[Start Data shown]

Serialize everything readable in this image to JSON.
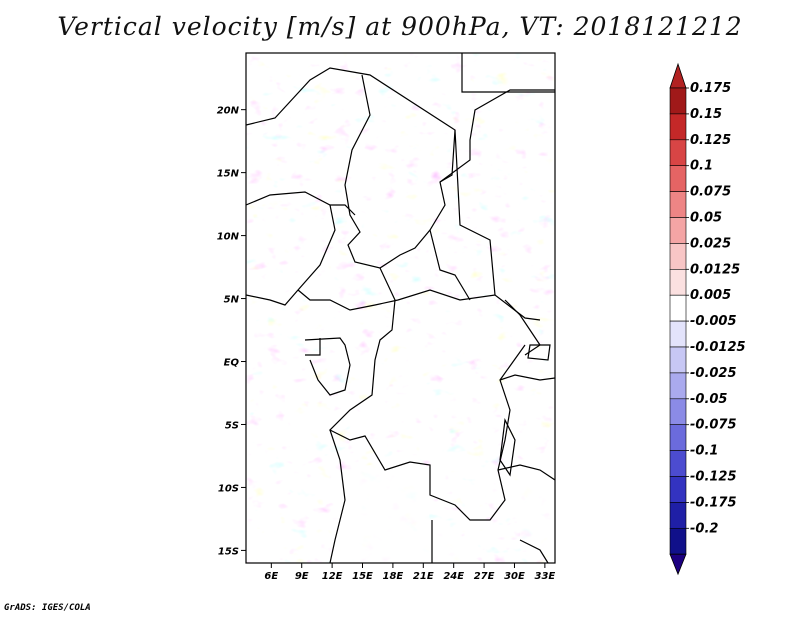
{
  "title": "Vertical velocity [m/s] at 900hPa, VT: 2018121212",
  "footer": "GrADS: IGES/COLA",
  "map": {
    "lon_range": [
      3.5,
      34
    ],
    "lat_range": [
      -16,
      24.5
    ],
    "lat_ticks": [
      {
        "label": "20N",
        "value": 20
      },
      {
        "label": "15N",
        "value": 15
      },
      {
        "label": "10N",
        "value": 10
      },
      {
        "label": "5N",
        "value": 5
      },
      {
        "label": "EQ",
        "value": 0
      },
      {
        "label": "5S",
        "value": -5
      },
      {
        "label": "10S",
        "value": -10
      },
      {
        "label": "15S",
        "value": -15
      }
    ],
    "lon_ticks": [
      {
        "label": "6E",
        "value": 6
      },
      {
        "label": "9E",
        "value": 9
      },
      {
        "label": "12E",
        "value": 12
      },
      {
        "label": "15E",
        "value": 15
      },
      {
        "label": "18E",
        "value": 18
      },
      {
        "label": "21E",
        "value": 21
      },
      {
        "label": "24E",
        "value": 24
      },
      {
        "label": "27E",
        "value": 27
      },
      {
        "label": "30E",
        "value": 30
      },
      {
        "label": "33E",
        "value": 33
      }
    ]
  },
  "colorbar": {
    "levels": [
      "0.175",
      "0.15",
      "0.125",
      "0.1",
      "0.075",
      "0.05",
      "0.025",
      "0.0125",
      "0.005",
      "-0.005",
      "-0.0125",
      "-0.025",
      "-0.05",
      "-0.075",
      "-0.1",
      "-0.125",
      "-0.175",
      "-0.2"
    ],
    "colors": [
      "#a01919",
      "#c42828",
      "#d84545",
      "#e56464",
      "#ee8585",
      "#f4a5a5",
      "#f8c6c6",
      "#fbe0e0",
      "#ffffff",
      "#e3e3fb",
      "#c7c7f4",
      "#aaaaee",
      "#8b8be6",
      "#6b6bdc",
      "#4c4cd0",
      "#3333c0",
      "#1f1fa6",
      "#10108a"
    ],
    "top_arrow_color": "#b22222",
    "bottom_arrow_color": "#1c0080"
  }
}
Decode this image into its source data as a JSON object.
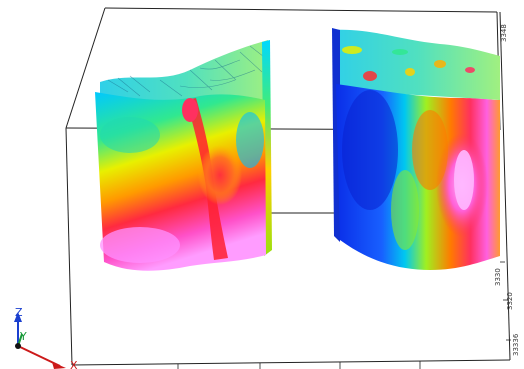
{
  "viewer": {
    "background": "#ffffff",
    "bounding_box_color": "#222222"
  },
  "axis_ticks": {
    "right_top": "3348",
    "right_mid_1": "3330",
    "right_mid_2": "3320",
    "right_bottom": "33336"
  },
  "triad": {
    "z_label": "Z",
    "y_label": "Y",
    "x_label": "X",
    "z_color": "#1a3fcf",
    "y_color": "#1a9a3a",
    "x_color": "#cc1a1a"
  },
  "colormap": [
    "#1030e0",
    "#00c0ff",
    "#00e0a0",
    "#c0f000",
    "#ffb000",
    "#ff3030",
    "#ff40c0",
    "#ff90ff"
  ]
}
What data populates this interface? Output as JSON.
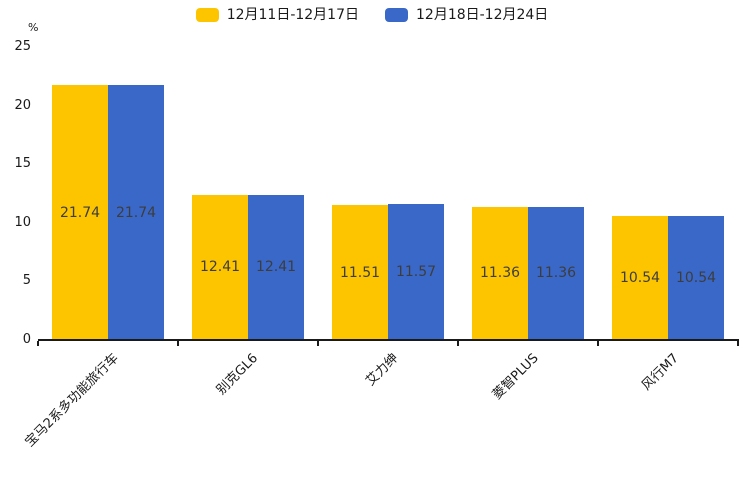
{
  "chart_data": {
    "type": "bar",
    "title": "",
    "ylabel": "%",
    "xlabel": "",
    "ylim": [
      0,
      25
    ],
    "yticks": [
      0,
      5,
      10,
      15,
      20,
      25
    ],
    "grid": false,
    "legend_position": "top",
    "value_labels": true,
    "categories": [
      "宝马2系多功能旅行车",
      "别克GL6",
      "艾力绅",
      "菱智PLUS",
      "风行M7"
    ],
    "series": [
      {
        "name": "12月11日-12月17日",
        "color": "#FDC500",
        "values": [
          21.74,
          12.41,
          11.51,
          11.36,
          10.54
        ]
      },
      {
        "name": "12月18日-12月24日",
        "color": "#3A68C8",
        "values": [
          21.74,
          12.41,
          11.57,
          11.36,
          10.54
        ]
      }
    ],
    "colors": {
      "axis": "#1a1a1a",
      "value_label_text": "#3d3d3d",
      "background": "#ffffff"
    }
  }
}
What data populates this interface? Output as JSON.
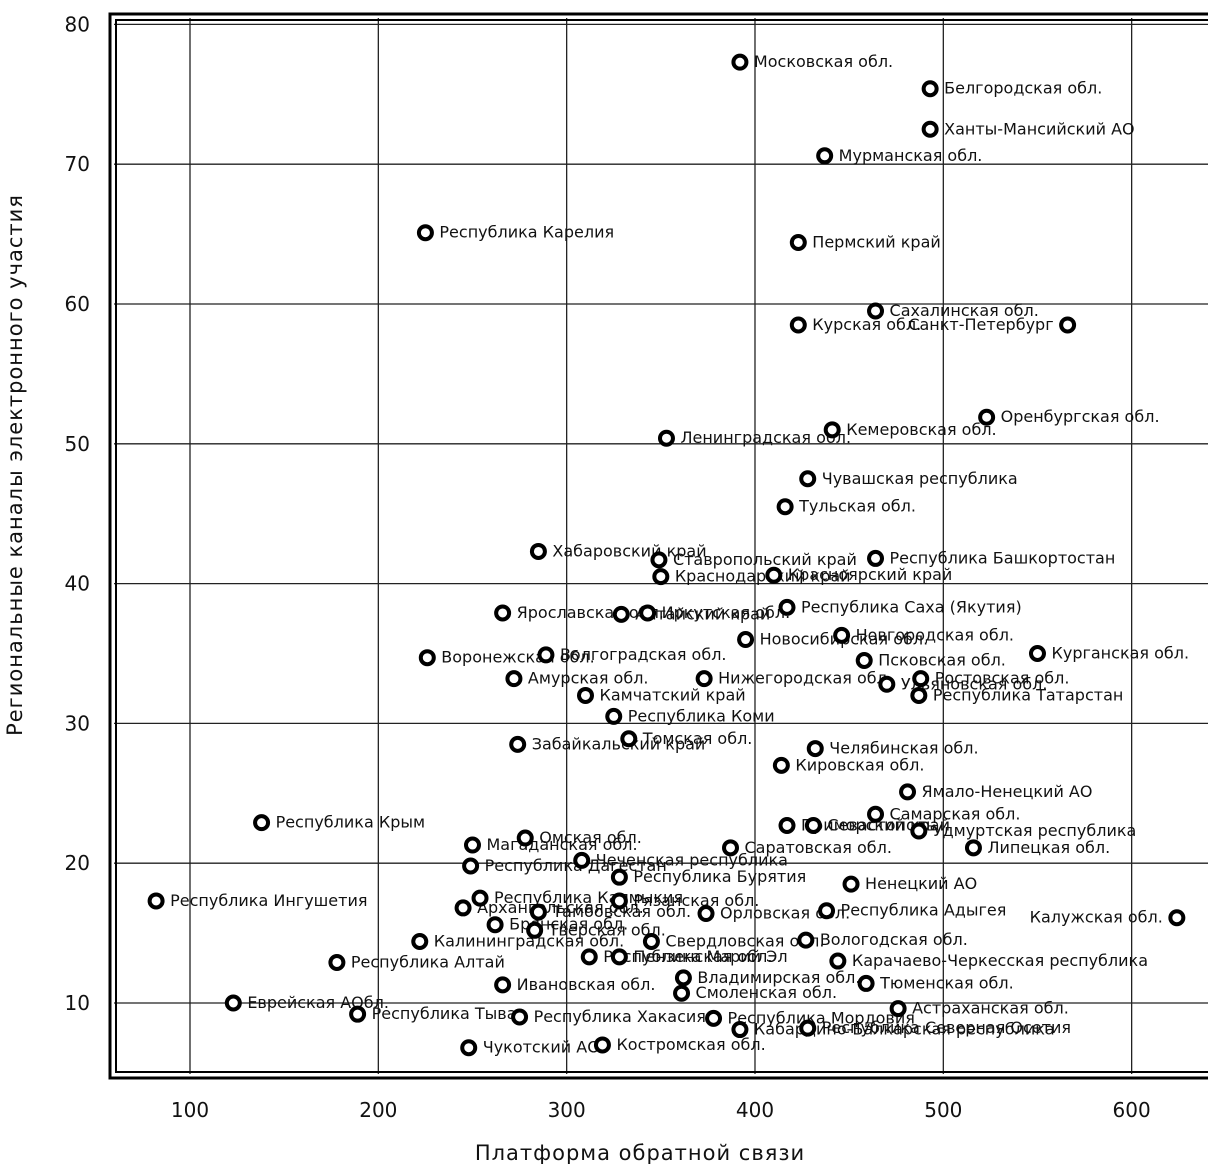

[End Data shown]

#### [Aim]
Restate word for word the lines above that start at the line containing "Decode this image" and run to the end of the listing; exclude the pictures.

#### [Complete response]
Decode this image into its source data as a JSON object.
{
  "viewer": {
    "background": "#ffffff",
    "bounding_box_color": "#222222"
  },
  "axis_ticks": {
    "right_top": "3348",
    "right_mid_1": "3330",
    "right_mid_2": "3320",
    "right_bottom": "33336"
  },
  "triad": {
    "z_label": "Z",
    "y_label": "Y",
    "x_label": "X",
    "z_color": "#1a3fcf",
    "y_color": "#1a9a3a",
    "x_color": "#cc1a1a"
  },
  "colormap": [
    "#1030e0",
    "#00c0ff",
    "#00e0a0",
    "#c0f000",
    "#ffb000",
    "#ff3030",
    "#ff40c0",
    "#ff90ff"
  ]
}
What data populates this interface? Output as JSON.
{
  "chart_data": {
    "type": "bar",
    "title": "",
    "ylabel": "%",
    "xlabel": "",
    "ylim": [
      0,
      25
    ],
    "yticks": [
      0,
      5,
      10,
      15,
      20,
      25
    ],
    "grid": false,
    "legend_position": "top",
    "value_labels": true,
    "categories": [
      "宝马2系多功能旅行车",
      "别克GL6",
      "艾力绅",
      "菱智PLUS",
      "风行M7"
    ],
    "series": [
      {
        "name": "12月11日-12月17日",
        "color": "#FDC500",
        "values": [
          21.74,
          12.41,
          11.51,
          11.36,
          10.54
        ]
      },
      {
        "name": "12月18日-12月24日",
        "color": "#3A68C8",
        "values": [
          21.74,
          12.41,
          11.57,
          11.36,
          10.54
        ]
      }
    ],
    "colors": {
      "axis": "#1a1a1a",
      "value_label_text": "#3d3d3d",
      "background": "#ffffff"
    }
  }
}
What data populates this interface? Output as JSON.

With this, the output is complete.